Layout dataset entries
—————

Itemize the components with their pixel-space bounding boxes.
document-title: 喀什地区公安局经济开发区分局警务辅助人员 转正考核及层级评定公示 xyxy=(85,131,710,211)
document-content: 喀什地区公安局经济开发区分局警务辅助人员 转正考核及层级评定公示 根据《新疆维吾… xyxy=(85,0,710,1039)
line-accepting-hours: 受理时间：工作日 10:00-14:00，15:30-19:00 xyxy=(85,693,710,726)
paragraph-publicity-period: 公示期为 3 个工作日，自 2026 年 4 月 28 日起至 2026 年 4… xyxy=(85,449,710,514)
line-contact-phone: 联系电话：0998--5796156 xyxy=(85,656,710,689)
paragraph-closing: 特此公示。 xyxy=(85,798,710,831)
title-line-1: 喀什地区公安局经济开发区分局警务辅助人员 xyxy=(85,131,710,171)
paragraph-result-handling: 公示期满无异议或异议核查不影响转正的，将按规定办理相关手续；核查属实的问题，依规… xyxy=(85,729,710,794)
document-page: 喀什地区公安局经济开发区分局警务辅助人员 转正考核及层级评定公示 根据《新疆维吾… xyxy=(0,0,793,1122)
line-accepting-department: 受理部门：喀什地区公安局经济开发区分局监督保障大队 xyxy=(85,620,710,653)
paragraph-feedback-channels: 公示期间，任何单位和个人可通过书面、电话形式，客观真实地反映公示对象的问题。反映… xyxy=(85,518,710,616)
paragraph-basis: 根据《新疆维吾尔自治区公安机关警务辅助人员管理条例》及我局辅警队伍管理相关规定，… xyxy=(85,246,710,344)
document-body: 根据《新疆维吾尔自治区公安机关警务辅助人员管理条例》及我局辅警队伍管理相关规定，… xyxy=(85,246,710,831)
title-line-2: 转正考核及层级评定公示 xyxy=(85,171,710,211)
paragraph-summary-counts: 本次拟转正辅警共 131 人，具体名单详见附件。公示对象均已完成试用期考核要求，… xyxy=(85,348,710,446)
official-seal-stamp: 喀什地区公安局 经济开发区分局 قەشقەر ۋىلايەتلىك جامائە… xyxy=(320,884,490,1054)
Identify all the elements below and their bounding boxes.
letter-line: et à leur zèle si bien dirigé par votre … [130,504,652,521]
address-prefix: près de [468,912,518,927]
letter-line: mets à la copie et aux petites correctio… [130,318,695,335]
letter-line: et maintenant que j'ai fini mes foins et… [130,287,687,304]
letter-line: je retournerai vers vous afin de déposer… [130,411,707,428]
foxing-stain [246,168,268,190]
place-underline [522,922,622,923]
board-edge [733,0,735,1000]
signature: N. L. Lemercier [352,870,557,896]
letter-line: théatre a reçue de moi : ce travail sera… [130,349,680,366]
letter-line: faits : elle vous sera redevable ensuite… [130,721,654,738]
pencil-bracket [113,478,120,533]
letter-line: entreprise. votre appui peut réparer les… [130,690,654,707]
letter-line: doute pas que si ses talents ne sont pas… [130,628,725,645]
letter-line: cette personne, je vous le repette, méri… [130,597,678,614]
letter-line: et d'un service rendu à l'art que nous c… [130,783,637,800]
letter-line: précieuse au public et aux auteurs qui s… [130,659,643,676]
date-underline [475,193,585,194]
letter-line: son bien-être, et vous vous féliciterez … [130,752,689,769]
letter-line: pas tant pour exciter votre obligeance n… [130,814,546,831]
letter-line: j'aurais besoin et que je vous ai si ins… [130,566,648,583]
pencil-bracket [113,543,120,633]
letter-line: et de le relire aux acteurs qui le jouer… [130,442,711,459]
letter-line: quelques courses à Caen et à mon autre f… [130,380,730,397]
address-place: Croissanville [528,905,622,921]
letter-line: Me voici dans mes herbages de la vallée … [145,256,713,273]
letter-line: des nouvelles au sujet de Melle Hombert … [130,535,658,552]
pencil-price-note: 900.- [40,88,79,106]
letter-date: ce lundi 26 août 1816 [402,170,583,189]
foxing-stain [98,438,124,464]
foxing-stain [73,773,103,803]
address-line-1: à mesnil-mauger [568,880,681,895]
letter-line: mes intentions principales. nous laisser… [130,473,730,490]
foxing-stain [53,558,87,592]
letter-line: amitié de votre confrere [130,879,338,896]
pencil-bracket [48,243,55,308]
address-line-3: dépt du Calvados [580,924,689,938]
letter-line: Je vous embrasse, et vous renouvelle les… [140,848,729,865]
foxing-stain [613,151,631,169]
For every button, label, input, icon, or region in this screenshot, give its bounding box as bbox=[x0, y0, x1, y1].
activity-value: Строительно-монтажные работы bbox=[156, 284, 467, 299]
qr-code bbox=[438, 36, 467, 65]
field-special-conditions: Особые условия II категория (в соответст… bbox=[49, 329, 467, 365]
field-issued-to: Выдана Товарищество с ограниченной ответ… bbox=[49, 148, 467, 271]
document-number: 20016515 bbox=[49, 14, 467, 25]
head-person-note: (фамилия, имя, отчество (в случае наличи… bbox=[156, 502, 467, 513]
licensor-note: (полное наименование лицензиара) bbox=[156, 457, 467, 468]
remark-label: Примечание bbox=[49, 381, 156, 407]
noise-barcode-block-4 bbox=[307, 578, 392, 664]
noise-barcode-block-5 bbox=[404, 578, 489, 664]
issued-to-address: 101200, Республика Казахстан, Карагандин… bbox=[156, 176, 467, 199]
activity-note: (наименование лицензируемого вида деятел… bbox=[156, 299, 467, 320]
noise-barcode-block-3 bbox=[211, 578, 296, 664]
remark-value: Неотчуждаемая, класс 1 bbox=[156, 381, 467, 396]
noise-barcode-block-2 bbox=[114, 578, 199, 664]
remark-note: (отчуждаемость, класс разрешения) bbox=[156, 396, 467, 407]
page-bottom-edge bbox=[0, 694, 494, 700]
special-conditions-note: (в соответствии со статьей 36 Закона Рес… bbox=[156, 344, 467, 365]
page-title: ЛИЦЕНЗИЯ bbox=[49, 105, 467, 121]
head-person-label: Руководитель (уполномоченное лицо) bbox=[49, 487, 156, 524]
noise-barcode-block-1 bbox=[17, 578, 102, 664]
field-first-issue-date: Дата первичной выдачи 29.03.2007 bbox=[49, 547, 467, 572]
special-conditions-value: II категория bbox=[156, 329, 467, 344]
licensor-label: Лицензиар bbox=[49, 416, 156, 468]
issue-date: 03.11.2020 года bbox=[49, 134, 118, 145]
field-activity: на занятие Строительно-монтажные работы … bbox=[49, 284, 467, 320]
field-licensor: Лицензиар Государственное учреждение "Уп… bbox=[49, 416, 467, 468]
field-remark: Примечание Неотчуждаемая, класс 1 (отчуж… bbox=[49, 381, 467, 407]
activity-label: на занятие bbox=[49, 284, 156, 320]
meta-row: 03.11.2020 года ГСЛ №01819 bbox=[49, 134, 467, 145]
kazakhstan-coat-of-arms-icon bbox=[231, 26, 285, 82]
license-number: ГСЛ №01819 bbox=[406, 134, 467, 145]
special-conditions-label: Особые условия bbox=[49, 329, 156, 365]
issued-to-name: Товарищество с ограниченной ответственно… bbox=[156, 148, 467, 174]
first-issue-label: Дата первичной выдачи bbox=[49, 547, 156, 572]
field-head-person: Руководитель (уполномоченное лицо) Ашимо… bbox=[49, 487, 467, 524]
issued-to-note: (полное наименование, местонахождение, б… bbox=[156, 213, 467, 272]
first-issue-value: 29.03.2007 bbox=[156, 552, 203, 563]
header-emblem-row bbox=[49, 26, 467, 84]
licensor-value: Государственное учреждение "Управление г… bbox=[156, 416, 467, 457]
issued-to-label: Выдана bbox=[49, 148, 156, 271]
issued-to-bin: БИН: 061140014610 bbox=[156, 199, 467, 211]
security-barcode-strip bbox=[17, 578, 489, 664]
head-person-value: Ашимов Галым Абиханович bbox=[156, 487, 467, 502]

—————

WRITTEN PROBLEM
Rewrite all of these lines with "letter-line" swapped for "text-line" wherever it occurs, leaving everything else as it is.

SOLUTION
Itemize the components with their pixel-space bounding boxes.
document-title: 喀什地区公安局经济开发区分局警务辅助人员 转正考核及层级评定公示 xyxy=(85,131,710,211)
document-content: 喀什地区公安局经济开发区分局警务辅助人员 转正考核及层级评定公示 根据《新疆维吾… xyxy=(85,0,710,1039)
line-accepting-hours: 受理时间：工作日 10:00-14:00，15:30-19:00 xyxy=(85,693,710,726)
paragraph-publicity-period: 公示期为 3 个工作日，自 2026 年 4 月 28 日起至 2026 年 4… xyxy=(85,449,710,514)
line-contact-phone: 联系电话：0998--5796156 xyxy=(85,656,710,689)
paragraph-closing: 特此公示。 xyxy=(85,798,710,831)
title-line-1: 喀什地区公安局经济开发区分局警务辅助人员 xyxy=(85,131,710,171)
paragraph-result-handling: 公示期满无异议或异议核查不影响转正的，将按规定办理相关手续；核查属实的问题，依规… xyxy=(85,729,710,794)
document-page: 喀什地区公安局经济开发区分局警务辅助人员 转正考核及层级评定公示 根据《新疆维吾… xyxy=(0,0,793,1122)
line-accepting-department: 受理部门：喀什地区公安局经济开发区分局监督保障大队 xyxy=(85,620,710,653)
paragraph-feedback-channels: 公示期间，任何单位和个人可通过书面、电话形式，客观真实地反映公示对象的问题。反映… xyxy=(85,518,710,616)
paragraph-basis: 根据《新疆维吾尔自治区公安机关警务辅助人员管理条例》及我局辅警队伍管理相关规定，… xyxy=(85,246,710,344)
document-body: 根据《新疆维吾尔自治区公安机关警务辅助人员管理条例》及我局辅警队伍管理相关规定，… xyxy=(85,246,710,831)
title-line-2: 转正考核及层级评定公示 xyxy=(85,171,710,211)
paragraph-summary-counts: 本次拟转正辅警共 131 人，具体名单详见附件。公示对象均已完成试用期考核要求，… xyxy=(85,348,710,446)
official-seal-stamp: 喀什地区公安局 经济开发区分局 قەشقەر ۋىلايەتلىك جامائە… xyxy=(320,884,490,1054)
Identify all the elements below and their bounding boxes.
text-line: et à leur zèle si bien dirigé par votre … [130,504,652,521]
address-prefix: près de [468,912,518,927]
text-line: mets à la copie et aux petites correctio… [130,318,695,335]
text-line: et maintenant que j'ai fini mes foins et… [130,287,687,304]
text-line: je retournerai vers vous afin de déposer… [130,411,707,428]
foxing-stain [246,168,268,190]
place-underline [522,922,622,923]
board-edge [733,0,735,1000]
signature: N. L. Lemercier [352,870,557,896]
text-line: théatre a reçue de moi : ce travail sera… [130,349,680,366]
text-line: faits : elle vous sera redevable ensuite… [130,721,654,738]
pencil-bracket [113,478,120,533]
text-line: entreprise. votre appui peut réparer les… [130,690,654,707]
text-line: doute pas que si ses talents ne sont pas… [130,628,725,645]
text-line: cette personne, je vous le repette, méri… [130,597,678,614]
text-line: et d'un service rendu à l'art que nous c… [130,783,637,800]
text-line: précieuse au public et aux auteurs qui s… [130,659,643,676]
date-underline [475,193,585,194]
text-line: son bien-être, et vous vous féliciterez … [130,752,689,769]
text-line: pas tant pour exciter votre obligeance n… [130,814,546,831]
text-line: j'aurais besoin et que je vous ai si ins… [130,566,648,583]
pencil-bracket [113,543,120,633]
text-line: et de le relire aux acteurs qui le jouer… [130,442,711,459]
text-line: quelques courses à Caen et à mon autre f… [130,380,730,397]
address-place: Croissanville [528,905,622,921]
text-line: Me voici dans mes herbages de la vallée … [145,256,713,273]
text-line: des nouvelles au sujet de Melle Hombert … [130,535,658,552]
pencil-price-note: 900.- [40,88,79,106]
letter-date: ce lundi 26 août 1816 [402,170,583,189]
foxing-stain [98,438,124,464]
foxing-stain [73,773,103,803]
address-line-1: à mesnil-mauger [568,880,681,895]
text-line: mes intentions principales. nous laisser… [130,473,730,490]
foxing-stain [53,558,87,592]
text-line: amitié de votre confrere [130,879,338,896]
pencil-bracket [48,243,55,308]
address-line-3: dépt du Calvados [580,924,689,938]
text-line: Je vous embrasse, et vous renouvelle les… [140,848,729,865]
foxing-stain [613,151,631,169]
For every button, label, input, icon, or region in this screenshot, give its bounding box as bbox=[x0, y0, x1, y1].
activity-value: Строительно-монтажные работы bbox=[156, 284, 467, 299]
qr-code bbox=[438, 36, 467, 65]
field-special-conditions: Особые условия II категория (в соответст… bbox=[49, 329, 467, 365]
field-issued-to: Выдана Товарищество с ограниченной ответ… bbox=[49, 148, 467, 271]
document-number: 20016515 bbox=[49, 14, 467, 25]
head-person-note: (фамилия, имя, отчество (в случае наличи… bbox=[156, 502, 467, 513]
licensor-note: (полное наименование лицензиара) bbox=[156, 457, 467, 468]
remark-label: Примечание bbox=[49, 381, 156, 407]
noise-barcode-block-4 bbox=[307, 578, 392, 664]
noise-barcode-block-5 bbox=[404, 578, 489, 664]
issued-to-address: 101200, Республика Казахстан, Карагандин… bbox=[156, 176, 467, 199]
activity-note: (наименование лицензируемого вида деятел… bbox=[156, 299, 467, 320]
noise-barcode-block-3 bbox=[211, 578, 296, 664]
remark-value: Неотчуждаемая, класс 1 bbox=[156, 381, 467, 396]
noise-barcode-block-2 bbox=[114, 578, 199, 664]
remark-note: (отчуждаемость, класс разрешения) bbox=[156, 396, 467, 407]
page-bottom-edge bbox=[0, 694, 494, 700]
special-conditions-note: (в соответствии со статьей 36 Закона Рес… bbox=[156, 344, 467, 365]
page-title: ЛИЦЕНЗИЯ bbox=[49, 105, 467, 121]
head-person-label: Руководитель (уполномоченное лицо) bbox=[49, 487, 156, 524]
noise-barcode-block-1 bbox=[17, 578, 102, 664]
field-first-issue-date: Дата первичной выдачи 29.03.2007 bbox=[49, 547, 467, 572]
special-conditions-value: II категория bbox=[156, 329, 467, 344]
licensor-label: Лицензиар bbox=[49, 416, 156, 468]
issue-date: 03.11.2020 года bbox=[49, 134, 118, 145]
field-activity: на занятие Строительно-монтажные работы … bbox=[49, 284, 467, 320]
field-licensor: Лицензиар Государственное учреждение "Уп… bbox=[49, 416, 467, 468]
field-remark: Примечание Неотчуждаемая, класс 1 (отчуж… bbox=[49, 381, 467, 407]
activity-label: на занятие bbox=[49, 284, 156, 320]
meta-row: 03.11.2020 года ГСЛ №01819 bbox=[49, 134, 467, 145]
kazakhstan-coat-of-arms-icon bbox=[231, 26, 285, 82]
license-number: ГСЛ №01819 bbox=[406, 134, 467, 145]
special-conditions-label: Особые условия bbox=[49, 329, 156, 365]
issued-to-name: Товарищество с ограниченной ответственно… bbox=[156, 148, 467, 174]
first-issue-label: Дата первичной выдачи bbox=[49, 547, 156, 572]
field-head-person: Руководитель (уполномоченное лицо) Ашимо… bbox=[49, 487, 467, 524]
issued-to-note: (полное наименование, местонахождение, б… bbox=[156, 213, 467, 272]
first-issue-value: 29.03.2007 bbox=[156, 552, 203, 563]
header-emblem-row bbox=[49, 26, 467, 84]
licensor-value: Государственное учреждение "Управление г… bbox=[156, 416, 467, 457]
issued-to-label: Выдана bbox=[49, 148, 156, 271]
issued-to-bin: БИН: 061140014610 bbox=[156, 199, 467, 211]
security-barcode-strip bbox=[17, 578, 489, 664]
head-person-value: Ашимов Галым Абиханович bbox=[156, 487, 467, 502]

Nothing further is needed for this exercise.